(Stored items)
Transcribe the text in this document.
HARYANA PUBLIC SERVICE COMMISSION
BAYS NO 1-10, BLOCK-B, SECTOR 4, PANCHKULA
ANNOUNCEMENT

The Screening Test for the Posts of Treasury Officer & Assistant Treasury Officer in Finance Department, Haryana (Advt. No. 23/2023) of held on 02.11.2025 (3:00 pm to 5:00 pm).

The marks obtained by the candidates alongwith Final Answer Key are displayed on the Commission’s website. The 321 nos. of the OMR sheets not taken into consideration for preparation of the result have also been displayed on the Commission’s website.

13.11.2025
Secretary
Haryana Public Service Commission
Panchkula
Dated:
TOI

**Written request:** Extract all of the data exactly as written.

**Task solution:**
Transcribe the text in this document.
HARYANA PUBLIC SERVICE COMMISSION
BAYS NO 1-10, BLOCK-B, SECTOR 4, PANCHKULA
ANNOUNCEMENT

The Screening Test for the Posts of Treasury Officer & Assistant Treasury Officer in Finance Department, Haryana (Advt. No. 23/2023) of held on 02.11.2025 (3:00 pm to 5:00 pm).

The marks obtained by the candidates alongwith Final Answer Key are displayed on the Commission’s website. The 321 nos. of the OMR sheets not taken into consideration for preparation of the result have also been displayed on the Commission’s website.

13.11.2025
Secretary
Haryana Public Service Commission
Panchkula
Dated:
TOI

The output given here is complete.